Exercise brief: Every entry below should be repeated exactly; the pictures should not.

Available data:
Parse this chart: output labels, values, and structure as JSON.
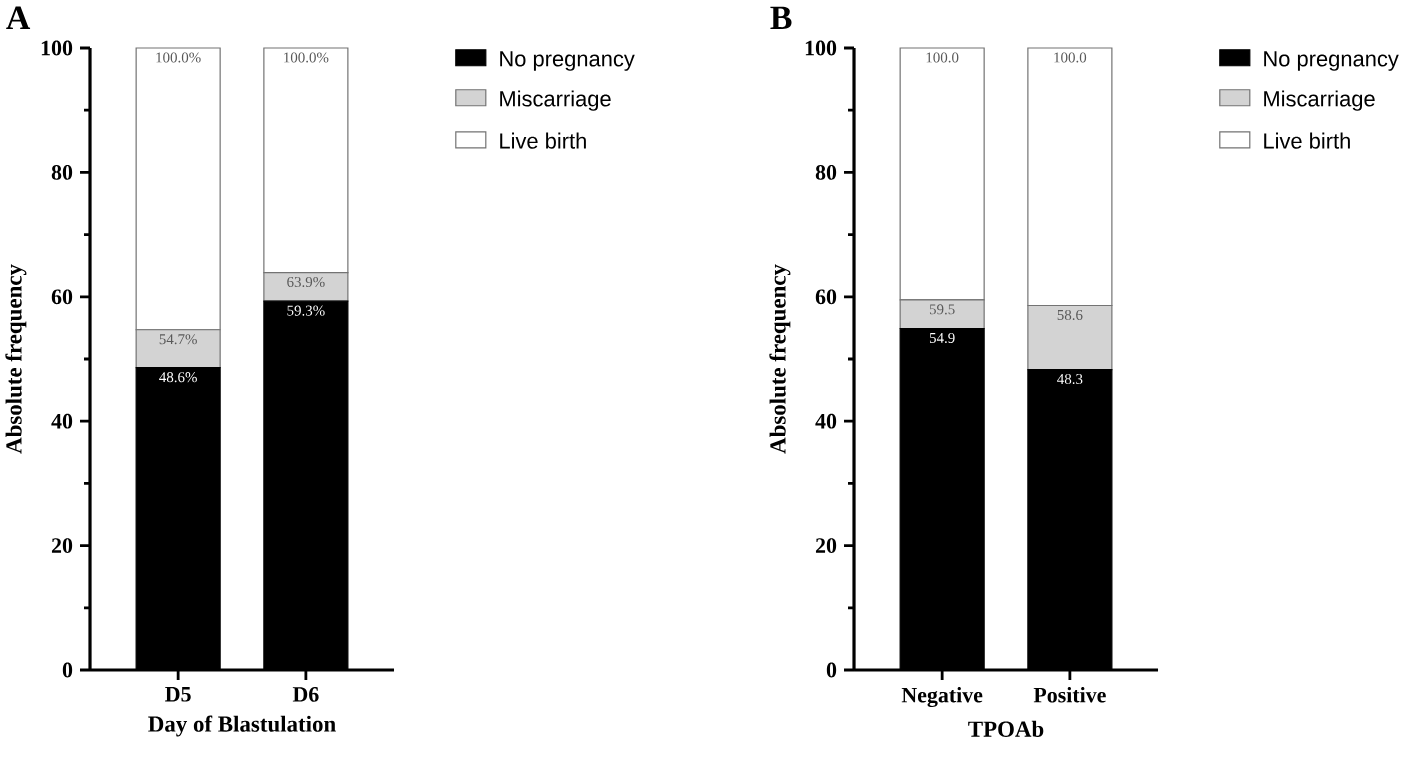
{
  "chart_data": [
    {
      "type": "bar",
      "stacked": true,
      "title": "A",
      "xlabel": "Day of Blastulation",
      "ylabel": "Absolute frequency",
      "categories": [
        "D5",
        "D6"
      ],
      "series": [
        {
          "name": "No pregnancy",
          "color": "#000000",
          "values": [
            48.6,
            59.3
          ]
        },
        {
          "name": "Miscarriage",
          "color": "#d3d3d3",
          "values": [
            6.1,
            4.6
          ]
        },
        {
          "name": "Live birth",
          "color": "#ffffff",
          "values": [
            45.3,
            36.1
          ]
        }
      ],
      "annotations": [
        {
          "text": "48.6%",
          "x": "D5",
          "y": 48.6
        },
        {
          "text": "59.3%",
          "x": "D6",
          "y": 59.3
        },
        {
          "text": "54.7%",
          "x": "D5",
          "y": 54.7
        },
        {
          "text": "63.9%",
          "x": "D6",
          "y": 63.9
        },
        {
          "text": "100.0%",
          "x": "D5",
          "y": 100
        },
        {
          "text": "100.0%",
          "x": "D6",
          "y": 100
        }
      ],
      "ylim": [
        0,
        100
      ],
      "yticks": [
        0,
        20,
        40,
        60,
        80,
        100
      ],
      "legend": "top right"
    },
    {
      "type": "bar",
      "stacked": true,
      "title": "B",
      "xlabel": "TPOAb",
      "ylabel": "Absolute frequency",
      "categories": [
        "Negative",
        "Positive"
      ],
      "series": [
        {
          "name": "No pregnancy",
          "color": "#000000",
          "values": [
            54.9,
            48.3
          ]
        },
        {
          "name": "Miscarriage",
          "color": "#d3d3d3",
          "values": [
            4.6,
            10.3
          ]
        },
        {
          "name": "Live birth",
          "color": "#ffffff",
          "values": [
            40.5,
            41.4
          ]
        }
      ],
      "annotations": [
        {
          "text": "54.9",
          "x": "Negative",
          "y": 54.9
        },
        {
          "text": "48.3",
          "x": "Positive",
          "y": 48.3
        },
        {
          "text": "59.5",
          "x": "Negative",
          "y": 59.5
        },
        {
          "text": "58.6",
          "x": "Positive",
          "y": 58.6
        },
        {
          "text": "100.0",
          "x": "Negative",
          "y": 100
        },
        {
          "text": "100.0",
          "x": "Positive",
          "y": 100
        }
      ],
      "ylim": [
        0,
        100
      ],
      "yticks": [
        0,
        20,
        40,
        60,
        80,
        100
      ],
      "legend": "top right"
    }
  ]
}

Output:
Parse this chart: output labels, values, and structure as JSON.
{
  "chart_data": [
    {
      "type": "bar",
      "stacked": true,
      "title": "A",
      "xlabel": "Day of Blastulation",
      "ylabel": "Absolute frequency",
      "categories": [
        "D5",
        "D6"
      ],
      "series": [
        {
          "name": "No pregnancy",
          "color": "#000000",
          "values": [
            48.6,
            59.3
          ]
        },
        {
          "name": "Miscarriage",
          "color": "#d3d3d3",
          "values": [
            6.1,
            4.6
          ]
        },
        {
          "name": "Live birth",
          "color": "#ffffff",
          "values": [
            45.3,
            36.1
          ]
        }
      ],
      "annotations": [
        {
          "text": "48.6%",
          "x": "D5",
          "y": 48.6
        },
        {
          "text": "59.3%",
          "x": "D6",
          "y": 59.3
        },
        {
          "text": "54.7%",
          "x": "D5",
          "y": 54.7
        },
        {
          "text": "63.9%",
          "x": "D6",
          "y": 63.9
        },
        {
          "text": "100.0%",
          "x": "D5",
          "y": 100
        },
        {
          "text": "100.0%",
          "x": "D6",
          "y": 100
        }
      ],
      "ylim": [
        0,
        100
      ],
      "yticks": [
        0,
        20,
        40,
        60,
        80,
        100
      ],
      "legend": "top right"
    },
    {
      "type": "bar",
      "stacked": true,
      "title": "B",
      "xlabel": "TPOAb",
      "ylabel": "Absolute frequency",
      "categories": [
        "Negative",
        "Positive"
      ],
      "series": [
        {
          "name": "No pregnancy",
          "color": "#000000",
          "values": [
            54.9,
            48.3
          ]
        },
        {
          "name": "Miscarriage",
          "color": "#d3d3d3",
          "values": [
            4.6,
            10.3
          ]
        },
        {
          "name": "Live birth",
          "color": "#ffffff",
          "values": [
            40.5,
            41.4
          ]
        }
      ],
      "annotations": [
        {
          "text": "54.9",
          "x": "Negative",
          "y": 54.9
        },
        {
          "text": "48.3",
          "x": "Positive",
          "y": 48.3
        },
        {
          "text": "59.5",
          "x": "Negative",
          "y": 59.5
        },
        {
          "text": "58.6",
          "x": "Positive",
          "y": 58.6
        },
        {
          "text": "100.0",
          "x": "Negative",
          "y": 100
        },
        {
          "text": "100.0",
          "x": "Positive",
          "y": 100
        }
      ],
      "ylim": [
        0,
        100
      ],
      "yticks": [
        0,
        20,
        40,
        60,
        80,
        100
      ],
      "legend": "top right"
    }
  ]
}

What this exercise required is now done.